_Dataset items_
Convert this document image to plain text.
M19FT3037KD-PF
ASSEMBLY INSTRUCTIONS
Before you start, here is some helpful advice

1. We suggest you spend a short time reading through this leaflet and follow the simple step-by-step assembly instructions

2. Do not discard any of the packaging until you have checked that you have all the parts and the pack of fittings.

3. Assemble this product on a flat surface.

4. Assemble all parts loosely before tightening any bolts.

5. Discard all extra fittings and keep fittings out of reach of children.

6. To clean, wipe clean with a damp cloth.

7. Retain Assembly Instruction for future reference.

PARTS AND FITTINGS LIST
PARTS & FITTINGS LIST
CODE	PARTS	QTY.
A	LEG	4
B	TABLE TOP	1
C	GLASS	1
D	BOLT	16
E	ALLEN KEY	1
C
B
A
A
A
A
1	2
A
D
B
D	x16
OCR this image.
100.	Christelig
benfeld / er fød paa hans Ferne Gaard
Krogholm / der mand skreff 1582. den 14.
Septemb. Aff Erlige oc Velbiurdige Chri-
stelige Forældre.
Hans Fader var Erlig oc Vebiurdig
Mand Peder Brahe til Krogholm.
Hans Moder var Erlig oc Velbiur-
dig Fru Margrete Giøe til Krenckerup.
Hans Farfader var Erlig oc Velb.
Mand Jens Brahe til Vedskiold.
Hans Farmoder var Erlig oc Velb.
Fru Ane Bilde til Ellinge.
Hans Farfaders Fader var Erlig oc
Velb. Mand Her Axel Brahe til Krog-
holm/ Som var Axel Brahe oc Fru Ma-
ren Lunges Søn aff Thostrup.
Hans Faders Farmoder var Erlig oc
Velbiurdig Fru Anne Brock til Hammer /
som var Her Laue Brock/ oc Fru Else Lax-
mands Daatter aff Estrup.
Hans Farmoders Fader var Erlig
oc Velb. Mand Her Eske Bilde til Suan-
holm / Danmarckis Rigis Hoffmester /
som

_Set problem_
The required answer is a single number: the count of lines in the entries that hold the string "this".

_The solution_
4